▶ **Stated goal**
Transcribe only the stretch of lines that opens with the line containing "Extract all readable text from this page." and closes with the last line of the listing, skipping pictures.

=== Stored rows ===

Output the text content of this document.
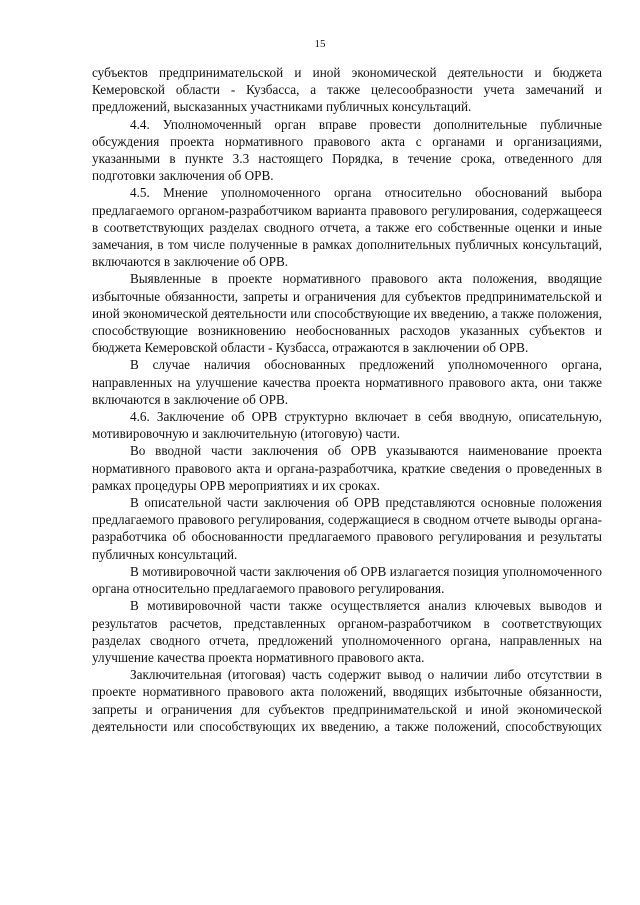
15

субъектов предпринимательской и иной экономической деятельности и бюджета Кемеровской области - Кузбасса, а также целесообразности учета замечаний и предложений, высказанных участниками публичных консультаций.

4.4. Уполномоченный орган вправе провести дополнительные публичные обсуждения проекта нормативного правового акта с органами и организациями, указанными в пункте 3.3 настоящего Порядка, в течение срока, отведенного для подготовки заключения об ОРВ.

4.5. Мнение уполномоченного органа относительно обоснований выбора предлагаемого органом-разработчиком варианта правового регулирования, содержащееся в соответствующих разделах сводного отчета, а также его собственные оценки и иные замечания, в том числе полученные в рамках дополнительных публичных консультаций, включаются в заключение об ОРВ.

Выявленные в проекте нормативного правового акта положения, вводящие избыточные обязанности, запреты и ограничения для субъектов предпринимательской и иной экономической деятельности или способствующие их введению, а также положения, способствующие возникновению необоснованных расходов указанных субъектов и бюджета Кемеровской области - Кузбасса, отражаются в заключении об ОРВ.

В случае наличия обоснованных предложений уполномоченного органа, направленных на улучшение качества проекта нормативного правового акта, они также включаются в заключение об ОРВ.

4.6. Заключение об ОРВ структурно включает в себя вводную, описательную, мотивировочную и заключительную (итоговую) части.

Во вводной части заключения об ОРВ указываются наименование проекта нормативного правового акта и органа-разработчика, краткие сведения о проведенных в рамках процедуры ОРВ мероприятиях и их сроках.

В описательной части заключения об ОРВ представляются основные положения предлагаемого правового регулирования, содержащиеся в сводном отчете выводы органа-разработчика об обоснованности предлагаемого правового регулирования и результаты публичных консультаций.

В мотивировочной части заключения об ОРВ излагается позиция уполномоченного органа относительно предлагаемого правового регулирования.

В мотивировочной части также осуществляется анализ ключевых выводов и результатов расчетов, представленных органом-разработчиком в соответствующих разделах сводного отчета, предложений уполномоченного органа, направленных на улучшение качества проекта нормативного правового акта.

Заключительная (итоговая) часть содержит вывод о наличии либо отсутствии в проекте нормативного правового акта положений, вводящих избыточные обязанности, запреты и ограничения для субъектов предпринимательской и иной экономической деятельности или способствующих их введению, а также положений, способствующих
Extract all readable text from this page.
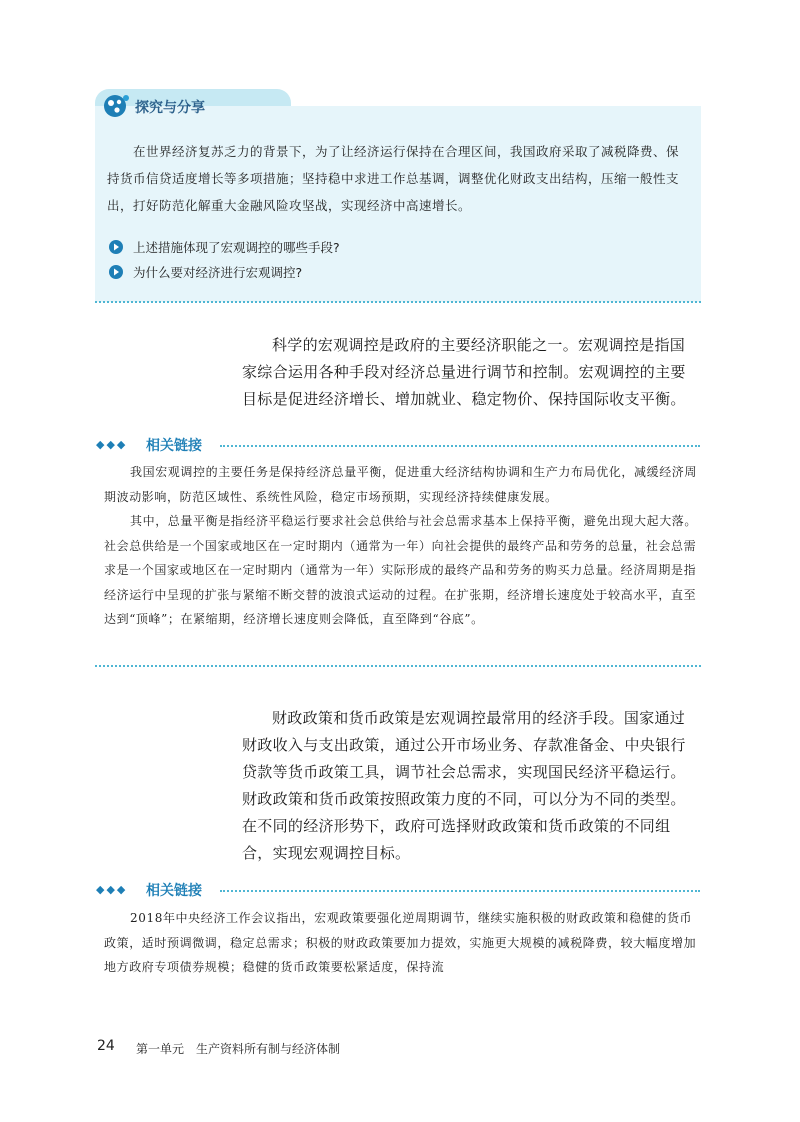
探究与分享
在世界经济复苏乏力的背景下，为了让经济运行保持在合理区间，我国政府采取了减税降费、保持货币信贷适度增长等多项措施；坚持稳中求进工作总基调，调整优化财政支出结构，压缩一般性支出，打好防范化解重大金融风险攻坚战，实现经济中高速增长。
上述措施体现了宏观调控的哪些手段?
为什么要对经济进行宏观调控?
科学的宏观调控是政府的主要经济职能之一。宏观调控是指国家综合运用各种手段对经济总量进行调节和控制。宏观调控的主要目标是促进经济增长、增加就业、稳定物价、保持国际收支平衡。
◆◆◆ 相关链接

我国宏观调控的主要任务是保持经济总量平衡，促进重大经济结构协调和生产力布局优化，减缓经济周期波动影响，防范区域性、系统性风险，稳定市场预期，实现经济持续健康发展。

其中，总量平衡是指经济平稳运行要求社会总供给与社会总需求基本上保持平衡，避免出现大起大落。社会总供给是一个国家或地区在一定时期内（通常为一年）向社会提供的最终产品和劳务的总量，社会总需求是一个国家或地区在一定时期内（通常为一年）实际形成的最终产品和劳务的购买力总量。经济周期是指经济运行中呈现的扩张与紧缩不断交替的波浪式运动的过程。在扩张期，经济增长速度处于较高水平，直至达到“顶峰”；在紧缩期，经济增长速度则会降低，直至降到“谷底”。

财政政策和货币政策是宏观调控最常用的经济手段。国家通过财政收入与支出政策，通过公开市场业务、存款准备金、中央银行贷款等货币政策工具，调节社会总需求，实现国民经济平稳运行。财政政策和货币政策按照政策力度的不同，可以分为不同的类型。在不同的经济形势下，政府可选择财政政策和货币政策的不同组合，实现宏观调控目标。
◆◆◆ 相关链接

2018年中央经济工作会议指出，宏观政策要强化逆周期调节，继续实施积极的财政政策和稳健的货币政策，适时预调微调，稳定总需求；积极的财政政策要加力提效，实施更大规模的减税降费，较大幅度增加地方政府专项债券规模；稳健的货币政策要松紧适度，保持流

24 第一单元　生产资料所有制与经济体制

===

▶ **Result of this exercise**
Extract all readable text from this page.
探究与分享
在世界经济复苏乏力的背景下，为了让经济运行保持在合理区间，我国政府采取了减税降费、保持货币信贷适度增长等多项措施；坚持稳中求进工作总基调，调整优化财政支出结构，压缩一般性支出，打好防范化解重大金融风险攻坚战，实现经济中高速增长。
上述措施体现了宏观调控的哪些手段?
为什么要对经济进行宏观调控?
科学的宏观调控是政府的主要经济职能之一。宏观调控是指国家综合运用各种手段对经济总量进行调节和控制。宏观调控的主要目标是促进经济增长、增加就业、稳定物价、保持国际收支平衡。
◆◆◆ 相关链接

我国宏观调控的主要任务是保持经济总量平衡，促进重大经济结构协调和生产力布局优化，减缓经济周期波动影响，防范区域性、系统性风险，稳定市场预期，实现经济持续健康发展。

其中，总量平衡是指经济平稳运行要求社会总供给与社会总需求基本上保持平衡，避免出现大起大落。社会总供给是一个国家或地区在一定时期内（通常为一年）向社会提供的最终产品和劳务的总量，社会总需求是一个国家或地区在一定时期内（通常为一年）实际形成的最终产品和劳务的购买力总量。经济周期是指经济运行中呈现的扩张与紧缩不断交替的波浪式运动的过程。在扩张期，经济增长速度处于较高水平，直至达到“顶峰”；在紧缩期，经济增长速度则会降低，直至降到“谷底”。

财政政策和货币政策是宏观调控最常用的经济手段。国家通过财政收入与支出政策，通过公开市场业务、存款准备金、中央银行贷款等货币政策工具，调节社会总需求，实现国民经济平稳运行。财政政策和货币政策按照政策力度的不同，可以分为不同的类型。在不同的经济形势下，政府可选择财政政策和货币政策的不同组合，实现宏观调控目标。
◆◆◆ 相关链接

2018年中央经济工作会议指出，宏观政策要强化逆周期调节，继续实施积极的财政政策和稳健的货币政策，适时预调微调，稳定总需求；积极的财政政策要加力提效，实施更大规模的减税降费，较大幅度增加地方政府专项债券规模；稳健的货币政策要松紧适度，保持流

24 第一单元　生产资料所有制与经济体制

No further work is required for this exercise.